### [What you need to do]
Give the listing below again in full, exactly as written.

==================================================

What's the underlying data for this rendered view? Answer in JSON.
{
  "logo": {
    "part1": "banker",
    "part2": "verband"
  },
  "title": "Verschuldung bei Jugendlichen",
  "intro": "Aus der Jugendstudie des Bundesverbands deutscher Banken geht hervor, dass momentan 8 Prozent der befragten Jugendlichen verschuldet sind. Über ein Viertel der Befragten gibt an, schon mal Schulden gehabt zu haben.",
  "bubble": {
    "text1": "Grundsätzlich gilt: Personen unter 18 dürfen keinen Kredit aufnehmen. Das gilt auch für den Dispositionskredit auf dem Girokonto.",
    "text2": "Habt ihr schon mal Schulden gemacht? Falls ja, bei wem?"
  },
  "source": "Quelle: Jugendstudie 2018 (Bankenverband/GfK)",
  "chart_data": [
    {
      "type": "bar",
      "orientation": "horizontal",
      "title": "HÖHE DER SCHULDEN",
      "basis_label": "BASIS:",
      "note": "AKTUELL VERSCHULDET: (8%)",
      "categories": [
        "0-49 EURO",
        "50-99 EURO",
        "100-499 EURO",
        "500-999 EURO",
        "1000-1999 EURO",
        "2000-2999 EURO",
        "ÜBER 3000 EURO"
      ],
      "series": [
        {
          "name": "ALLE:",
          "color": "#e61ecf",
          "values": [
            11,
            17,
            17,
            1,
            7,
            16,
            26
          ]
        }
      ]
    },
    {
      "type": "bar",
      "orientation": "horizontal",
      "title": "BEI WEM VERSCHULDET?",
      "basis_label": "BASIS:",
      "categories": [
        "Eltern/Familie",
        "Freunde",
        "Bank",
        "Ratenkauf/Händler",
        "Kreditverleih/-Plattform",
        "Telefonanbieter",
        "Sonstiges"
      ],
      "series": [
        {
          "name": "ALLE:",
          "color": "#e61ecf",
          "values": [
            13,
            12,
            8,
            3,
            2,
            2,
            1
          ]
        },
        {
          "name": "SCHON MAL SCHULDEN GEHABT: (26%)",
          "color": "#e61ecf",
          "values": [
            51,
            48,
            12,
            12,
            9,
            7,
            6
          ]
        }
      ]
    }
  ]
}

==================================================

### [Reply to the task]
What's the underlying data for this rendered view? Answer in JSON.
{
  "logo": {
    "part1": "banker",
    "part2": "verband"
  },
  "title": "Verschuldung bei Jugendlichen",
  "intro": "Aus der Jugendstudie des Bundesverbands deutscher Banken geht hervor, dass momentan 8 Prozent der befragten Jugendlichen verschuldet sind. Über ein Viertel der Befragten gibt an, schon mal Schulden gehabt zu haben.",
  "bubble": {
    "text1": "Grundsätzlich gilt: Personen unter 18 dürfen keinen Kredit aufnehmen. Das gilt auch für den Dispositionskredit auf dem Girokonto.",
    "text2": "Habt ihr schon mal Schulden gemacht? Falls ja, bei wem?"
  },
  "source": "Quelle: Jugendstudie 2018 (Bankenverband/GfK)",
  "chart_data": [
    {
      "type": "bar",
      "orientation": "horizontal",
      "title": "HÖHE DER SCHULDEN",
      "basis_label": "BASIS:",
      "note": "AKTUELL VERSCHULDET: (8%)",
      "categories": [
        "0-49 EURO",
        "50-99 EURO",
        "100-499 EURO",
        "500-999 EURO",
        "1000-1999 EURO",
        "2000-2999 EURO",
        "ÜBER 3000 EURO"
      ],
      "series": [
        {
          "name": "ALLE:",
          "color": "#e61ecf",
          "values": [
            11,
            17,
            17,
            1,
            7,
            16,
            26
          ]
        }
      ]
    },
    {
      "type": "bar",
      "orientation": "horizontal",
      "title": "BEI WEM VERSCHULDET?",
      "basis_label": "BASIS:",
      "categories": [
        "Eltern/Familie",
        "Freunde",
        "Bank",
        "Ratenkauf/Händler",
        "Kreditverleih/-Plattform",
        "Telefonanbieter",
        "Sonstiges"
      ],
      "series": [
        {
          "name": "ALLE:",
          "color": "#e61ecf",
          "values": [
            13,
            12,
            8,
            3,
            2,
            2,
            1
          ]
        },
        {
          "name": "SCHON MAL SCHULDEN GEHABT: (26%)",
          "color": "#e61ecf",
          "values": [
            51,
            48,
            12,
            12,
            9,
            7,
            6
          ]
        }
      ]
    }
  ]
}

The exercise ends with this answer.